* **TASK BRIEF**: Produce a verbatim copy of the entries listed below.
───── SOURCE MATERIAL
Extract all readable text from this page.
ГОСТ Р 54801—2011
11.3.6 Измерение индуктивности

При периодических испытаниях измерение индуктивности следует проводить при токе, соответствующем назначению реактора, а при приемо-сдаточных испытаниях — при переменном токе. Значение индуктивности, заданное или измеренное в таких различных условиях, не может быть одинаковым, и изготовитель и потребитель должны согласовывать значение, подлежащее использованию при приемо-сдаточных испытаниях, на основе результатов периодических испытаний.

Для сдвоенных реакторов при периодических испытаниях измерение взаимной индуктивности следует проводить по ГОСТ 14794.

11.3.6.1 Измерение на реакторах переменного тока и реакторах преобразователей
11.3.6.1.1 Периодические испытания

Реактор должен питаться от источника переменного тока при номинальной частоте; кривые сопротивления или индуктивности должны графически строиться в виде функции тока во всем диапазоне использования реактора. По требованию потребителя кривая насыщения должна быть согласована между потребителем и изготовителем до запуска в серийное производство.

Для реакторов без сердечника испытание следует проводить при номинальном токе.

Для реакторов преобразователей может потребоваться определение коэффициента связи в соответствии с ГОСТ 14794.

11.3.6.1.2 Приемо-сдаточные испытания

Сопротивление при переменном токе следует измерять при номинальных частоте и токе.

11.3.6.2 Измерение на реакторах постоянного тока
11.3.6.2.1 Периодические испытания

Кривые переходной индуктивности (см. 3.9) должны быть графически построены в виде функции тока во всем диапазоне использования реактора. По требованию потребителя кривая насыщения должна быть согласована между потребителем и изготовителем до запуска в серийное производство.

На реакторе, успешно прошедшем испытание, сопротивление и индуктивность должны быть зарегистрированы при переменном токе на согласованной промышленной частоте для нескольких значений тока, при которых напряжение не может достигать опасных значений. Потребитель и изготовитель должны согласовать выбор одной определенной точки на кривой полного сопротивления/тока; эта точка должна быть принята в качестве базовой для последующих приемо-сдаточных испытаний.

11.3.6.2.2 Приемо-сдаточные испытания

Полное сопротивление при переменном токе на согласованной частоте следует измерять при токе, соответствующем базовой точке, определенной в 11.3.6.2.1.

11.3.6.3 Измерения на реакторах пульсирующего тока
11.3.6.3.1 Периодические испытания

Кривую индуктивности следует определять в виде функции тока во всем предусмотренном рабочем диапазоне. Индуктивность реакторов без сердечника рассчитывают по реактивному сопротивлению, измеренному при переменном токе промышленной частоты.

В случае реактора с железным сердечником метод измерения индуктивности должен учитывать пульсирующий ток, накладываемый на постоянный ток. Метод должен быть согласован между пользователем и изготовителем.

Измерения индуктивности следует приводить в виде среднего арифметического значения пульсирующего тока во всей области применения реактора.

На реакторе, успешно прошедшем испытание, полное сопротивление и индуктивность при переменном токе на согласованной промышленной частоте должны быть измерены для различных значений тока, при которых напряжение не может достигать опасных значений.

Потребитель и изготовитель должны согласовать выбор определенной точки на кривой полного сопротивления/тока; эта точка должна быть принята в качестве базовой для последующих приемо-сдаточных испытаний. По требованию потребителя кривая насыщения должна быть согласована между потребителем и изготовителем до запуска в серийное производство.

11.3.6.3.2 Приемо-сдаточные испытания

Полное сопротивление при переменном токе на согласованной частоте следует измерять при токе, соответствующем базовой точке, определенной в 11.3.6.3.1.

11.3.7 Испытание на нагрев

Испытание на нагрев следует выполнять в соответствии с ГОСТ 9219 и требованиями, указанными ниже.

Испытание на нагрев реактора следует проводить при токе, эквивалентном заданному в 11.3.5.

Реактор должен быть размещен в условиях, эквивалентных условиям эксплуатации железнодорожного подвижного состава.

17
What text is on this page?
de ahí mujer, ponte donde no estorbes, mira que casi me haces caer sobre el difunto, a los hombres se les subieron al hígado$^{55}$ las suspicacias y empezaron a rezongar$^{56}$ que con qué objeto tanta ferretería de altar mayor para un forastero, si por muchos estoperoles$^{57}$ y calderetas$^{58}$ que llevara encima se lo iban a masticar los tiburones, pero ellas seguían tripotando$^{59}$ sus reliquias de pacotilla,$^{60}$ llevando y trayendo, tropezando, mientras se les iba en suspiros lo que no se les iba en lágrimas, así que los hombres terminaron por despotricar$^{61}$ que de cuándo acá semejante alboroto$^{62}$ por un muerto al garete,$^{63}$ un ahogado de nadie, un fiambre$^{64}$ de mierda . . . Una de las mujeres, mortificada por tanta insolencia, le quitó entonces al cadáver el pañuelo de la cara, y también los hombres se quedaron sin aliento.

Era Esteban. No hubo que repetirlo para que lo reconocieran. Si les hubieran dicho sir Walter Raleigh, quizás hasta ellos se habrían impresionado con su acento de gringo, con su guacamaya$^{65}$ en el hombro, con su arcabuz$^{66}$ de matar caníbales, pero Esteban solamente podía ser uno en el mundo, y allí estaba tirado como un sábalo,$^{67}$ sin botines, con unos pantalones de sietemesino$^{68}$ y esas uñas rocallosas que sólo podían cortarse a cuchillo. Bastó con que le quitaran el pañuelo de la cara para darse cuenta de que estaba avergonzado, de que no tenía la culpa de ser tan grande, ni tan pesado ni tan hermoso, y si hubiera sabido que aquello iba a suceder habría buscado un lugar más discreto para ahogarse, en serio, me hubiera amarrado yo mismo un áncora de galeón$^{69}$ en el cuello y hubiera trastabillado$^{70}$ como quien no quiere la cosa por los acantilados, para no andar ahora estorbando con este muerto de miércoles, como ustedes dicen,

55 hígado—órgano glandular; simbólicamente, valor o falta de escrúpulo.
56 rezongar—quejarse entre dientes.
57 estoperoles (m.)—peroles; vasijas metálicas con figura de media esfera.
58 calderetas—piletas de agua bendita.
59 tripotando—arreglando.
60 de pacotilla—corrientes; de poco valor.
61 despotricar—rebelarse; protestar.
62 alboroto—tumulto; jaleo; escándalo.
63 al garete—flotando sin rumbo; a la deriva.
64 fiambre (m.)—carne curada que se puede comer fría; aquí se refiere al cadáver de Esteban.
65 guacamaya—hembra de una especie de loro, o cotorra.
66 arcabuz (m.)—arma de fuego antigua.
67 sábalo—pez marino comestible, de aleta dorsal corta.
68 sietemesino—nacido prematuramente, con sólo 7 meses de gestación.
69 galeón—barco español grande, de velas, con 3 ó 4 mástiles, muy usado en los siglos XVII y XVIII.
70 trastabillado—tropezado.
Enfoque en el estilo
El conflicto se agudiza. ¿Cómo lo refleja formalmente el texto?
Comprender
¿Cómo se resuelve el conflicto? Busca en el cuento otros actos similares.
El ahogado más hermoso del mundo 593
──────────
* **SOLUTION TO THIS TASK**:
Extract all readable text from this page.
ГОСТ Р 54801—2011
11.3.6 Измерение индуктивности

При периодических испытаниях измерение индуктивности следует проводить при токе, соответствующем назначению реактора, а при приемо-сдаточных испытаниях — при переменном токе. Значение индуктивности, заданное или измеренное в таких различных условиях, не может быть одинаковым, и изготовитель и потребитель должны согласовывать значение, подлежащее использованию при приемо-сдаточных испытаниях, на основе результатов периодических испытаний.

Для сдвоенных реакторов при периодических испытаниях измерение взаимной индуктивности следует проводить по ГОСТ 14794.

11.3.6.1 Измерение на реакторах переменного тока и реакторах преобразователей
11.3.6.1.1 Периодические испытания

Реактор должен питаться от источника переменного тока при номинальной частоте; кривые сопротивления или индуктивности должны графически строиться в виде функции тока во всем диапазоне использования реактора. По требованию потребителя кривая насыщения должна быть согласована между потребителем и изготовителем до запуска в серийное производство.

Для реакторов без сердечника испытание следует проводить при номинальном токе.

Для реакторов преобразователей может потребоваться определение коэффициента связи в соответствии с ГОСТ 14794.

11.3.6.1.2 Приемо-сдаточные испытания

Сопротивление при переменном токе следует измерять при номинальных частоте и токе.

11.3.6.2 Измерение на реакторах постоянного тока
11.3.6.2.1 Периодические испытания

Кривые переходной индуктивности (см. 3.9) должны быть графически построены в виде функции тока во всем диапазоне использования реактора. По требованию потребителя кривая насыщения должна быть согласована между потребителем и изготовителем до запуска в серийное производство.

На реакторе, успешно прошедшем испытание, сопротивление и индуктивность должны быть зарегистрированы при переменном токе на согласованной промышленной частоте для нескольких значений тока, при которых напряжение не может достигать опасных значений. Потребитель и изготовитель должны согласовать выбор одной определенной точки на кривой полного сопротивления/тока; эта точка должна быть принята в качестве базовой для последующих приемо-сдаточных испытаний.

11.3.6.2.2 Приемо-сдаточные испытания

Полное сопротивление при переменном токе на согласованной частоте следует измерять при токе, соответствующем базовой точке, определенной в 11.3.6.2.1.

11.3.6.3 Измерения на реакторах пульсирующего тока
11.3.6.3.1 Периодические испытания

Кривую индуктивности следует определять в виде функции тока во всем предусмотренном рабочем диапазоне. Индуктивность реакторов без сердечника рассчитывают по реактивному сопротивлению, измеренному при переменном токе промышленной частоты.

В случае реактора с железным сердечником метод измерения индуктивности должен учитывать пульсирующий ток, накладываемый на постоянный ток. Метод должен быть согласован между пользователем и изготовителем.

Измерения индуктивности следует приводить в виде среднего арифметического значения пульсирующего тока во всей области применения реактора.

На реакторе, успешно прошедшем испытание, полное сопротивление и индуктивность при переменном токе на согласованной промышленной частоте должны быть измерены для различных значений тока, при которых напряжение не может достигать опасных значений.

Потребитель и изготовитель должны согласовать выбор определенной точки на кривой полного сопротивления/тока; эта точка должна быть принята в качестве базовой для последующих приемо-сдаточных испытаний. По требованию потребителя кривая насыщения должна быть согласована между потребителем и изготовителем до запуска в серийное производство.

11.3.6.3.2 Приемо-сдаточные испытания

Полное сопротивление при переменном токе на согласованной частоте следует измерять при токе, соответствующем базовой точке, определенной в 11.3.6.3.1.

11.3.7 Испытание на нагрев

Испытание на нагрев следует выполнять в соответствии с ГОСТ 9219 и требованиями, указанными ниже.

Испытание на нагрев реактора следует проводить при токе, эквивалентном заданному в 11.3.5.

Реактор должен быть размещен в условиях, эквивалентных условиям эксплуатации железнодорожного подвижного состава.

17
What text is on this page?
de ahí mujer, ponte donde no estorbes, mira que casi me haces caer sobre el difunto, a los hombres se les subieron al hígado$^{55}$ las suspicacias y empezaron a rezongar$^{56}$ que con qué objeto tanta ferretería de altar mayor para un forastero, si por muchos estoperoles$^{57}$ y calderetas$^{58}$ que llevara encima se lo iban a masticar los tiburones, pero ellas seguían tripotando$^{59}$ sus reliquias de pacotilla,$^{60}$ llevando y trayendo, tropezando, mientras se les iba en suspiros lo que no se les iba en lágrimas, así que los hombres terminaron por despotricar$^{61}$ que de cuándo acá semejante alboroto$^{62}$ por un muerto al garete,$^{63}$ un ahogado de nadie, un fiambre$^{64}$ de mierda . . . Una de las mujeres, mortificada por tanta insolencia, le quitó entonces al cadáver el pañuelo de la cara, y también los hombres se quedaron sin aliento.

Era Esteban. No hubo que repetirlo para que lo reconocieran. Si les hubieran dicho sir Walter Raleigh, quizás hasta ellos se habrían impresionado con su acento de gringo, con su guacamaya$^{65}$ en el hombro, con su arcabuz$^{66}$ de matar caníbales, pero Esteban solamente podía ser uno en el mundo, y allí estaba tirado como un sábalo,$^{67}$ sin botines, con unos pantalones de sietemesino$^{68}$ y esas uñas rocallosas que sólo podían cortarse a cuchillo. Bastó con que le quitaran el pañuelo de la cara para darse cuenta de que estaba avergonzado, de que no tenía la culpa de ser tan grande, ni tan pesado ni tan hermoso, y si hubiera sabido que aquello iba a suceder habría buscado un lugar más discreto para ahogarse, en serio, me hubiera amarrado yo mismo un áncora de galeón$^{69}$ en el cuello y hubiera trastabillado$^{70}$ como quien no quiere la cosa por los acantilados, para no andar ahora estorbando con este muerto de miércoles, como ustedes dicen,

55 hígado—órgano glandular; simbólicamente, valor o falta de escrúpulo.
56 rezongar—quejarse entre dientes.
57 estoperoles (m.)—peroles; vasijas metálicas con figura de media esfera.
58 calderetas—piletas de agua bendita.
59 tripotando—arreglando.
60 de pacotilla—corrientes; de poco valor.
61 despotricar—rebelarse; protestar.
62 alboroto—tumulto; jaleo; escándalo.
63 al garete—flotando sin rumbo; a la deriva.
64 fiambre (m.)—carne curada que se puede comer fría; aquí se refiere al cadáver de Esteban.
65 guacamaya—hembra de una especie de loro, o cotorra.
66 arcabuz (m.)—arma de fuego antigua.
67 sábalo—pez marino comestible, de aleta dorsal corta.
68 sietemesino—nacido prematuramente, con sólo 7 meses de gestación.
69 galeón—barco español grande, de velas, con 3 ó 4 mástiles, muy usado en los siglos XVII y XVIII.
70 trastabillado—tropezado.
Enfoque en el estilo
El conflicto se agudiza. ¿Cómo lo refleja formalmente el texto?
Comprender
¿Cómo se resuelve el conflicto? Busca en el cuento otros actos similares.
El ahogado más hermoso del mundo 593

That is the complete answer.